EXERCISE TASK> In the records below, pick out all lines containing the word "ratio".

GIVEN INFORMATION>
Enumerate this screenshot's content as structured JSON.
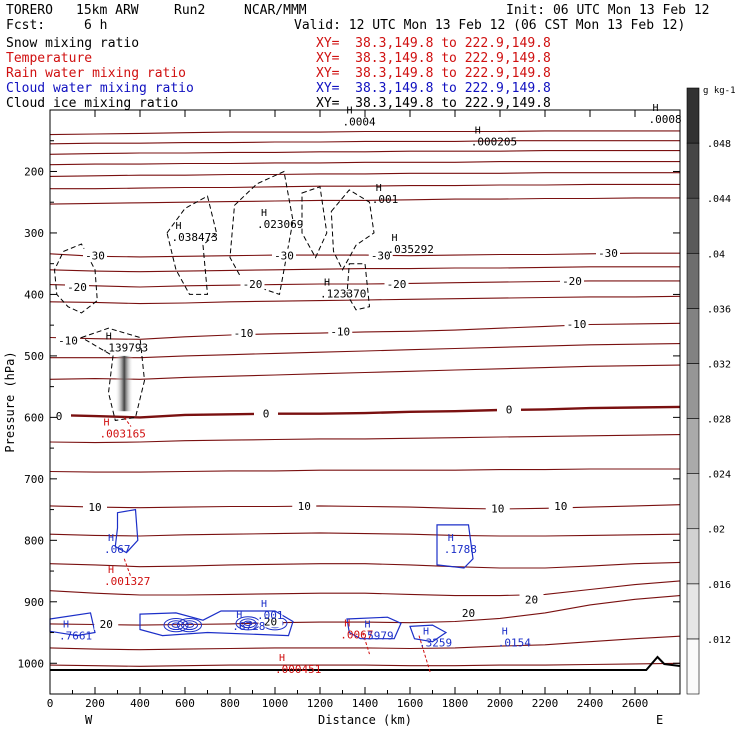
{
  "header": {
    "model": "TORERO",
    "grid": "15km ARW",
    "run": "Run2",
    "org": "NCAR/MMM",
    "init": "Init: 06 UTC Mon 13 Feb 12",
    "fcst_label": "Fcst:",
    "fcst_value": "6 h",
    "valid": "Valid: 12 UTC Mon 13 Feb 12 (06 CST Mon 13 Feb 12)"
  },
  "fields": [
    {
      "name": "Snow mixing ratio",
      "xy": "XY=  38.3,149.8 to 222.9,149.8",
      "color": "#000000"
    },
    {
      "name": "Temperature",
      "xy": "XY=  38.3,149.8 to 222.9,149.8",
      "color": "#d01010"
    },
    {
      "name": "Rain water mixing ratio",
      "xy": "XY=  38.3,149.8 to 222.9,149.8",
      "color": "#d01010"
    },
    {
      "name": "Cloud water mixing ratio",
      "xy": "XY=  38.3,149.8 to 222.9,149.8",
      "color": "#1010c0"
    },
    {
      "name": "Cloud ice mixing ratio",
      "xy": "XY=  38.3,149.8 to 222.9,149.8",
      "color": "#000000"
    }
  ],
  "chart_data": {
    "type": "cross-section contour",
    "xlabel": "Distance (km)",
    "ylabel": "Pressure (hPa)",
    "xlim": [
      0,
      2800
    ],
    "ylim": [
      1050,
      100
    ],
    "x_ticks": [
      0,
      200,
      400,
      600,
      800,
      1000,
      1200,
      1400,
      1600,
      1800,
      2000,
      2200,
      2400,
      2600
    ],
    "y_ticks": [
      200,
      300,
      400,
      500,
      600,
      700,
      800,
      900,
      1000
    ],
    "x_end_labels": {
      "left": "W",
      "right": "E"
    },
    "colorbar": {
      "unit": "g kg-1",
      "ticks": [
        ".012",
        ".016",
        ".02",
        ".024",
        ".028",
        ".032",
        ".036",
        ".04",
        ".044",
        ".048"
      ]
    },
    "temperature_labels": [
      {
        "x": 200,
        "p": 337,
        "text": "-30"
      },
      {
        "x": 1040,
        "p": 337,
        "text": "-30"
      },
      {
        "x": 1470,
        "p": 337,
        "text": "-30"
      },
      {
        "x": 2480,
        "p": 333,
        "text": "-30"
      },
      {
        "x": 120,
        "p": 388,
        "text": "-20"
      },
      {
        "x": 900,
        "p": 383,
        "text": "-20"
      },
      {
        "x": 1540,
        "p": 383,
        "text": "-20"
      },
      {
        "x": 2320,
        "p": 378,
        "text": "-20"
      },
      {
        "x": 80,
        "p": 475,
        "text": "-10"
      },
      {
        "x": 860,
        "p": 463,
        "text": "-10"
      },
      {
        "x": 1290,
        "p": 460,
        "text": "-10"
      },
      {
        "x": 2340,
        "p": 448,
        "text": "-10"
      },
      {
        "x": 40,
        "p": 598,
        "text": "0"
      },
      {
        "x": 960,
        "p": 594,
        "text": "0"
      },
      {
        "x": 2040,
        "p": 587,
        "text": "0"
      },
      {
        "x": 200,
        "p": 746,
        "text": "10"
      },
      {
        "x": 1130,
        "p": 744,
        "text": "10"
      },
      {
        "x": 1990,
        "p": 748,
        "text": "10"
      },
      {
        "x": 2270,
        "p": 744,
        "text": "10"
      },
      {
        "x": 250,
        "p": 936,
        "text": "20"
      },
      {
        "x": 980,
        "p": 932,
        "text": "20"
      },
      {
        "x": 1860,
        "p": 918,
        "text": "20"
      },
      {
        "x": 2140,
        "p": 896,
        "text": "20"
      }
    ],
    "maxima": [
      {
        "x": 2660,
        "p": 108,
        "text": ".0008",
        "field": "snow"
      },
      {
        "x": 1300,
        "p": 112,
        "text": ".0004",
        "field": "snow"
      },
      {
        "x": 1870,
        "p": 145,
        "text": ".000205",
        "field": "snow"
      },
      {
        "x": 1430,
        "p": 238,
        "text": ".001",
        "field": "snow"
      },
      {
        "x": 920,
        "p": 279,
        "text": ".023069",
        "field": "snow"
      },
      {
        "x": 540,
        "p": 300,
        "text": ".038473",
        "field": "snow"
      },
      {
        "x": 1500,
        "p": 320,
        "text": ".035292",
        "field": "snow"
      },
      {
        "x": 1200,
        "p": 392,
        "text": ".123370",
        "field": "snow"
      },
      {
        "x": 230,
        "p": 480,
        "text": ".139793",
        "field": "snow"
      },
      {
        "x": 220,
        "p": 620,
        "text": ".003165",
        "field": "rain"
      },
      {
        "x": 240,
        "p": 860,
        "text": ".001327",
        "field": "rain"
      },
      {
        "x": 1000,
        "p": 1003,
        "text": ".000451",
        "field": "rain"
      },
      {
        "x": 1290,
        "p": 947,
        "text": ".0067",
        "field": "rain"
      },
      {
        "x": 240,
        "p": 808,
        "text": ".067",
        "field": "cloudwater"
      },
      {
        "x": 1750,
        "p": 808,
        "text": ".1788",
        "field": "cloudwater"
      },
      {
        "x": 810,
        "p": 933,
        "text": ".6728",
        "field": "cloudwater"
      },
      {
        "x": 920,
        "p": 915,
        "text": ".001",
        "field": "cloudwater"
      },
      {
        "x": 1380,
        "p": 948,
        "text": ".5979",
        "field": "cloudwater"
      },
      {
        "x": 1640,
        "p": 960,
        "text": ".3259",
        "field": "cloudwater"
      },
      {
        "x": 1990,
        "p": 960,
        "text": ".0154",
        "field": "cloudwater"
      },
      {
        "x": 40,
        "p": 948,
        "text": ".7661",
        "field": "cloudwater"
      }
    ],
    "temperature_contours": [
      {
        "level": "-40",
        "p": [
          140,
          139,
          138,
          137,
          136,
          136,
          136,
          135,
          135,
          135,
          135,
          134,
          134,
          134,
          134
        ]
      },
      {
        "level": "-40b",
        "p": [
          155,
          154,
          154,
          153,
          153,
          152,
          152,
          151,
          151,
          151,
          150,
          150,
          150,
          150,
          150
        ]
      },
      {
        "level": "-40c",
        "p": [
          172,
          171,
          170,
          170,
          169,
          169,
          168,
          168,
          167,
          167,
          167,
          166,
          166,
          166,
          166
        ]
      },
      {
        "level": "-40d",
        "p": [
          189,
          188,
          188,
          187,
          187,
          186,
          186,
          185,
          185,
          185,
          184,
          184,
          184,
          184,
          184
        ]
      },
      {
        "level": "-40e",
        "p": [
          208,
          207,
          206,
          206,
          205,
          205,
          204,
          204,
          203,
          203,
          203,
          202,
          202,
          202,
          202
        ]
      },
      {
        "level": "-40f",
        "p": [
          228,
          228,
          227,
          226,
          226,
          225,
          224,
          224,
          223,
          223,
          222,
          222,
          221,
          221,
          221
        ]
      },
      {
        "level": "-40g",
        "p": [
          253,
          252,
          251,
          250,
          249,
          248,
          247,
          247,
          246,
          245,
          245,
          244,
          244,
          243,
          243
        ]
      },
      {
        "level": "-30",
        "p": [
          334,
          338,
          339,
          338,
          337,
          336,
          336,
          336,
          337,
          336,
          335,
          335,
          334,
          333,
          333
        ]
      },
      {
        "level": "-30b",
        "p": [
          360,
          362,
          363,
          362,
          361,
          360,
          359,
          358,
          358,
          357,
          357,
          356,
          355,
          355,
          355
        ]
      },
      {
        "level": "-20",
        "p": [
          384,
          386,
          388,
          386,
          385,
          384,
          383,
          383,
          382,
          381,
          380,
          379,
          378,
          378,
          378
        ]
      },
      {
        "level": "-20b",
        "p": [
          412,
          413,
          415,
          414,
          412,
          411,
          410,
          409,
          408,
          407,
          406,
          405,
          404,
          404,
          403
        ]
      },
      {
        "level": "-10",
        "p": [
          470,
          472,
          473,
          469,
          466,
          464,
          463,
          461,
          460,
          458,
          455,
          452,
          449,
          448,
          447
        ]
      },
      {
        "level": "-10b",
        "p": [
          503,
          503,
          503,
          500,
          498,
          496,
          494,
          492,
          490,
          488,
          486,
          484,
          482,
          481,
          480
        ]
      },
      {
        "level": "-10c",
        "p": [
          538,
          537,
          538,
          535,
          533,
          531,
          529,
          527,
          525,
          523,
          521,
          519,
          517,
          516,
          515
        ]
      },
      {
        "level": "0",
        "p": [
          596,
          598,
          600,
          596,
          595,
          594,
          594,
          593,
          591,
          590,
          588,
          587,
          585,
          584,
          583
        ]
      },
      {
        "level": "0b",
        "p": [
          640,
          641,
          640,
          638,
          637,
          636,
          635,
          635,
          634,
          633,
          632,
          631,
          630,
          629,
          628
        ]
      },
      {
        "level": "10a",
        "p": [
          688,
          689,
          689,
          688,
          687,
          687,
          686,
          686,
          686,
          686,
          685,
          685,
          684,
          684,
          684
        ]
      },
      {
        "level": "10",
        "p": [
          744,
          746,
          747,
          746,
          745,
          745,
          744,
          745,
          746,
          748,
          749,
          748,
          746,
          744,
          742
        ]
      },
      {
        "level": "10b",
        "p": [
          790,
          792,
          793,
          791,
          790,
          789,
          788,
          789,
          790,
          792,
          793,
          793,
          792,
          791,
          790
        ]
      },
      {
        "level": "10c",
        "p": [
          838,
          840,
          843,
          842,
          840,
          839,
          838,
          838,
          840,
          843,
          845,
          845,
          842,
          838,
          836
        ]
      },
      {
        "level": "20a",
        "p": [
          882,
          886,
          889,
          889,
          888,
          887,
          886,
          886,
          888,
          890,
          890,
          888,
          880,
          872,
          866
        ]
      },
      {
        "level": "20",
        "p": [
          936,
          937,
          938,
          937,
          936,
          934,
          933,
          933,
          934,
          932,
          927,
          918,
          905,
          896,
          890
        ]
      },
      {
        "level": "20b",
        "p": [
          975,
          977,
          978,
          977,
          976,
          975,
          975,
          975,
          976,
          975,
          972,
          970,
          965,
          960,
          956
        ]
      },
      {
        "level": "30",
        "p": [
          1003,
          1004,
          1005,
          1004,
          1003,
          1003,
          1003,
          1003,
          1004,
          1004,
          1003,
          1003,
          1002,
          1001,
          1000
        ]
      }
    ]
  }
}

SOLUTION FOR THIS EXERCISE>
      "name": "Snow mixing ratio",
      "name": "Rain water mixing ratio",
      "name": "Cloud water mixing ratio",
      "name": "Cloud ice mixing ratio",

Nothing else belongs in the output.